Data excerpts:
※ ※ ※

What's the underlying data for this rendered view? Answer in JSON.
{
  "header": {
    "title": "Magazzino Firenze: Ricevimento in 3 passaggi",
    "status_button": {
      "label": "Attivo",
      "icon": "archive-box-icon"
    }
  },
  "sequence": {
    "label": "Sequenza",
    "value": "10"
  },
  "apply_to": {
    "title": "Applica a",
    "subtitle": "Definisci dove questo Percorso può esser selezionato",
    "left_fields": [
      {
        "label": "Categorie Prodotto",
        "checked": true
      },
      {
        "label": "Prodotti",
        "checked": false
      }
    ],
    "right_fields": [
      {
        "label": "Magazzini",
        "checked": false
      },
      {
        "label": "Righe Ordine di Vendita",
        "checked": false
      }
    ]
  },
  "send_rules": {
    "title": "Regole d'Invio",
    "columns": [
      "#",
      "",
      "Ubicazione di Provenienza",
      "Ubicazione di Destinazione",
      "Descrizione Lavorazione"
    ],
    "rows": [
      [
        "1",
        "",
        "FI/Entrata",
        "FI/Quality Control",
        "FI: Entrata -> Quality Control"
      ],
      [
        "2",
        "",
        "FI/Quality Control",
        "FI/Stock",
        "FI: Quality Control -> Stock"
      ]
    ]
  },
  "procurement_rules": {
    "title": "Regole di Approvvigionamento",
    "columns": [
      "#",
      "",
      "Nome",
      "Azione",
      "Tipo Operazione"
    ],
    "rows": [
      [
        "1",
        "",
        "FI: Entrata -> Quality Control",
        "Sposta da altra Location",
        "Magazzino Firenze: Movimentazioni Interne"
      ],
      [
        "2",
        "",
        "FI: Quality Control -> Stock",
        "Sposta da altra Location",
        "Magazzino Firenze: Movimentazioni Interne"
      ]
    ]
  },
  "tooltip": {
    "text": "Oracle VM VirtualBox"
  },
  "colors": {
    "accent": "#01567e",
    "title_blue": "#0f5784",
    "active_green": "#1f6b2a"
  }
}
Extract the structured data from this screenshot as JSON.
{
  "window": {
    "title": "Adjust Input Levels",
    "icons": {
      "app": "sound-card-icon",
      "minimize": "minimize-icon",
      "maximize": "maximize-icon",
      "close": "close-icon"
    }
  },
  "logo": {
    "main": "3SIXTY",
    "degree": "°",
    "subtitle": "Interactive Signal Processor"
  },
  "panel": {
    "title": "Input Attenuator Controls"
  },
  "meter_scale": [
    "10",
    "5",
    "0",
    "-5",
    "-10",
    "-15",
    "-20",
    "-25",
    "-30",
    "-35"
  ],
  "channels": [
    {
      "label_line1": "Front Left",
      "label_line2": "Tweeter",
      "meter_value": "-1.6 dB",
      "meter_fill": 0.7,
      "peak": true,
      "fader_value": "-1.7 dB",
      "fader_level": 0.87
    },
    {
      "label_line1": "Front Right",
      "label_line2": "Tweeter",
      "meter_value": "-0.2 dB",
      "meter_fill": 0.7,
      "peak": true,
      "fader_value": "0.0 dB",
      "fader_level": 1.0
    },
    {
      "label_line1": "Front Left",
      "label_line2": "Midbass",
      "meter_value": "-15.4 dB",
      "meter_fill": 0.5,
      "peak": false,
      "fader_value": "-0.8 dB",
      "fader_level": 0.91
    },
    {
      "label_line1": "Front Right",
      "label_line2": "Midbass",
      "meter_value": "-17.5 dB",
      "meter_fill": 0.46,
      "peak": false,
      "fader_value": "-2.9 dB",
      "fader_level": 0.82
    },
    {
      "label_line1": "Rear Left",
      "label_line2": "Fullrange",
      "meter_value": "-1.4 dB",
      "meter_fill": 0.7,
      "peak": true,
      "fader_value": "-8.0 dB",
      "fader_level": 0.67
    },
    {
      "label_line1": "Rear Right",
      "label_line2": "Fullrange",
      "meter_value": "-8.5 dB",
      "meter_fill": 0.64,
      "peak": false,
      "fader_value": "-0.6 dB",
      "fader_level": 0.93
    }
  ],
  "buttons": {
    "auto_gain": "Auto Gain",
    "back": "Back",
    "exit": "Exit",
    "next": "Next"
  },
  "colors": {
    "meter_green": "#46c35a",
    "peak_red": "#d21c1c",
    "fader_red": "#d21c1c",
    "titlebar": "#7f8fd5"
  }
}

※ ※ ※

Repeat every record, keeping each word and mark exactly as it is.

What's the underlying data for this rendered view? Answer in JSON.
{
  "header": {
    "title": "Magazzino Firenze: Ricevimento in 3 passaggi",
    "status_button": {
      "label": "Attivo",
      "icon": "archive-box-icon"
    }
  },
  "sequence": {
    "label": "Sequenza",
    "value": "10"
  },
  "apply_to": {
    "title": "Applica a",
    "subtitle": "Definisci dove questo Percorso può esser selezionato",
    "left_fields": [
      {
        "label": "Categorie Prodotto",
        "checked": true
      },
      {
        "label": "Prodotti",
        "checked": false
      }
    ],
    "right_fields": [
      {
        "label": "Magazzini",
        "checked": false
      },
      {
        "label": "Righe Ordine di Vendita",
        "checked": false
      }
    ]
  },
  "send_rules": {
    "title": "Regole d'Invio",
    "columns": [
      "#",
      "",
      "Ubicazione di Provenienza",
      "Ubicazione di Destinazione",
      "Descrizione Lavorazione"
    ],
    "rows": [
      [
        "1",
        "",
        "FI/Entrata",
        "FI/Quality Control",
        "FI: Entrata -> Quality Control"
      ],
      [
        "2",
        "",
        "FI/Quality Control",
        "FI/Stock",
        "FI: Quality Control -> Stock"
      ]
    ]
  },
  "procurement_rules": {
    "title": "Regole di Approvvigionamento",
    "columns": [
      "#",
      "",
      "Nome",
      "Azione",
      "Tipo Operazione"
    ],
    "rows": [
      [
        "1",
        "",
        "FI: Entrata -> Quality Control",
        "Sposta da altra Location",
        "Magazzino Firenze: Movimentazioni Interne"
      ],
      [
        "2",
        "",
        "FI: Quality Control -> Stock",
        "Sposta da altra Location",
        "Magazzino Firenze: Movimentazioni Interne"
      ]
    ]
  },
  "tooltip": {
    "text": "Oracle VM VirtualBox"
  },
  "colors": {
    "accent": "#01567e",
    "title_blue": "#0f5784",
    "active_green": "#1f6b2a"
  }
}
Extract the structured data from this screenshot as JSON.
{
  "window": {
    "title": "Adjust Input Levels",
    "icons": {
      "app": "sound-card-icon",
      "minimize": "minimize-icon",
      "maximize": "maximize-icon",
      "close": "close-icon"
    }
  },
  "logo": {
    "main": "3SIXTY",
    "degree": "°",
    "subtitle": "Interactive Signal Processor"
  },
  "panel": {
    "title": "Input Attenuator Controls"
  },
  "meter_scale": [
    "10",
    "5",
    "0",
    "-5",
    "-10",
    "-15",
    "-20",
    "-25",
    "-30",
    "-35"
  ],
  "channels": [
    {
      "label_line1": "Front Left",
      "label_line2": "Tweeter",
      "meter_value": "-1.6 dB",
      "meter_fill": 0.7,
      "peak": true,
      "fader_value": "-1.7 dB",
      "fader_level": 0.87
    },
    {
      "label_line1": "Front Right",
      "label_line2": "Tweeter",
      "meter_value": "-0.2 dB",
      "meter_fill": 0.7,
      "peak": true,
      "fader_value": "0.0 dB",
      "fader_level": 1.0
    },
    {
      "label_line1": "Front Left",
      "label_line2": "Midbass",
      "meter_value": "-15.4 dB",
      "meter_fill": 0.5,
      "peak": false,
      "fader_value": "-0.8 dB",
      "fader_level": 0.91
    },
    {
      "label_line1": "Front Right",
      "label_line2": "Midbass",
      "meter_value": "-17.5 dB",
      "meter_fill": 0.46,
      "peak": false,
      "fader_value": "-2.9 dB",
      "fader_level": 0.82
    },
    {
      "label_line1": "Rear Left",
      "label_line2": "Fullrange",
      "meter_value": "-1.4 dB",
      "meter_fill": 0.7,
      "peak": true,
      "fader_value": "-8.0 dB",
      "fader_level": 0.67
    },
    {
      "label_line1": "Rear Right",
      "label_line2": "Fullrange",
      "meter_value": "-8.5 dB",
      "meter_fill": 0.64,
      "peak": false,
      "fader_value": "-0.6 dB",
      "fader_level": 0.93
    }
  ],
  "buttons": {
    "auto_gain": "Auto Gain",
    "back": "Back",
    "exit": "Exit",
    "next": "Next"
  },
  "colors": {
    "meter_green": "#46c35a",
    "peak_red": "#d21c1c",
    "fader_red": "#d21c1c",
    "titlebar": "#7f8fd5"
  }
}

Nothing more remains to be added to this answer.